[The task] Only the number is wanted: tally the lines below that contain the word "source".

[Material provided]
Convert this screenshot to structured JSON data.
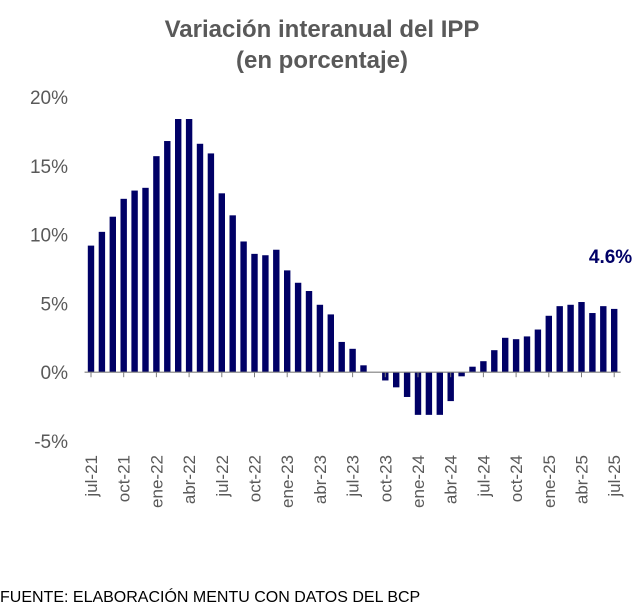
{
  "chart_data": {
    "type": "bar",
    "title": [
      "Variación interanual del IPP",
      "(en porcentaje)"
    ],
    "xlabel": "",
    "ylabel": "",
    "ylim": [
      -5,
      20
    ],
    "yticks": [
      "20%",
      "15%",
      "10%",
      "5%",
      "0%",
      "-5%"
    ],
    "ytick_values": [
      20,
      15,
      10,
      5,
      0,
      -5
    ],
    "grid": false,
    "bar_color": "#000066",
    "axis_color": "#7f7f7f",
    "categories": [
      "jul-21",
      "ago-21",
      "sep-21",
      "oct-21",
      "nov-21",
      "dic-21",
      "ene-22",
      "feb-22",
      "mar-22",
      "abr-22",
      "may-22",
      "jun-22",
      "jul-22",
      "ago-22",
      "sep-22",
      "oct-22",
      "nov-22",
      "dic-22",
      "ene-23",
      "feb-23",
      "mar-23",
      "abr-23",
      "may-23",
      "jun-23",
      "jul-23",
      "ago-23",
      "sep-23",
      "oct-23",
      "nov-23",
      "dic-23",
      "ene-24",
      "feb-24",
      "mar-24",
      "abr-24",
      "may-24",
      "jun-24",
      "jul-24",
      "ago-24",
      "sep-24",
      "oct-24",
      "nov-24",
      "dic-24",
      "ene-25",
      "feb-25",
      "mar-25",
      "abr-25",
      "may-25",
      "jun-25",
      "jul-25"
    ],
    "tick_labels": [
      "jul-21",
      "oct-21",
      "ene-22",
      "abr-22",
      "jul-22",
      "oct-22",
      "ene-23",
      "abr-23",
      "jul-23",
      "oct-23",
      "ene-24",
      "abr-24",
      "jul-24",
      "oct-24",
      "ene-25",
      "abr-25",
      "jul-25"
    ],
    "values": [
      9.2,
      10.2,
      11.3,
      12.6,
      13.2,
      13.4,
      15.7,
      16.8,
      18.4,
      18.4,
      16.6,
      15.9,
      13.0,
      11.4,
      9.5,
      8.6,
      8.5,
      8.9,
      7.4,
      6.5,
      5.9,
      4.9,
      4.2,
      2.2,
      1.7,
      0.5,
      0.0,
      -0.6,
      -1.1,
      -1.8,
      -3.1,
      -3.1,
      -3.1,
      -2.1,
      -0.3,
      0.4,
      0.8,
      1.6,
      2.5,
      2.4,
      2.6,
      3.1,
      4.1,
      4.8,
      4.9,
      5.1,
      4.3,
      4.8,
      4.6
    ],
    "annotations": [
      {
        "text": "4.6%",
        "category": "jul-25",
        "color": "#000066"
      }
    ]
  },
  "footer": {
    "source": "FUENTE: ELABORACIÓN MENTU CON DATOS DEL BCP"
  }
}
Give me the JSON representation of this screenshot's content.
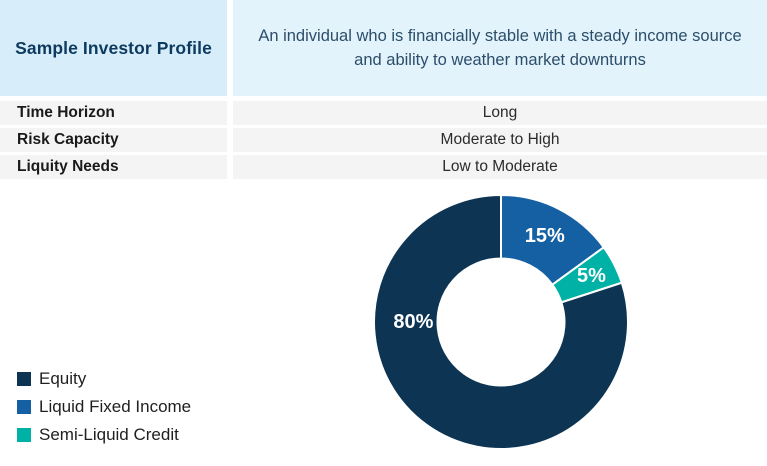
{
  "header": {
    "title": "Sample Investor Profile",
    "description": "An individual who is financially stable with a steady income source and ability to weather market downturns"
  },
  "table": {
    "rows": [
      {
        "label": "Time Horizon",
        "value": "Long"
      },
      {
        "label": "Risk Capacity",
        "value": "Moderate to High"
      },
      {
        "label": "Liquity Needs",
        "value": "Low to Moderate"
      }
    ]
  },
  "chart_data": {
    "type": "pie",
    "variant": "donut",
    "title": "",
    "start_angle_deg": 0,
    "direction": "clockwise",
    "inner_radius_frac": 0.5,
    "slices": [
      {
        "name": "Liquid Fixed Income",
        "value": 15,
        "label": "15%",
        "color": "#1560a3",
        "label_angle_deg": 27,
        "label_radius_frac": 0.76
      },
      {
        "name": "Semi-Liquid Credit",
        "value": 5,
        "label": "5%",
        "color": "#00b2a5",
        "label_angle_deg": 63,
        "label_radius_frac": 0.8
      },
      {
        "name": "Equity",
        "value": 80,
        "label": "80%",
        "color": "#0d3553",
        "label_angle_deg": 270,
        "label_radius_frac": 0.69
      }
    ],
    "legend_position": "bottom-left",
    "legend": [
      {
        "name": "Equity",
        "color": "#0d3553"
      },
      {
        "name": "Liquid Fixed Income",
        "color": "#1560a3"
      },
      {
        "name": "Semi-Liquid Credit",
        "color": "#00b2a5"
      }
    ]
  },
  "colors": {
    "header_left_bg": "#d7eefa",
    "header_right_bg": "#e2f3fc",
    "row_bg": "#f4f4f5",
    "title_text": "#0d3a5e",
    "description_text": "#2c4e6a",
    "equity": "#0d3553",
    "liquid_fixed_income": "#1560a3",
    "semi_liquid_credit": "#00b2a5"
  }
}
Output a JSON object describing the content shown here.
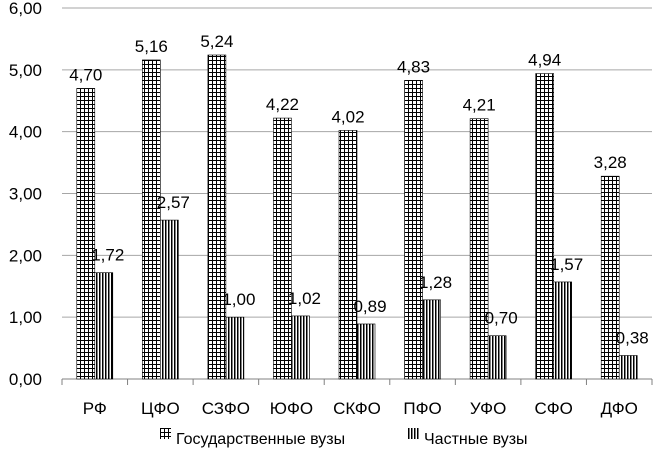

[Answer to this problem] 2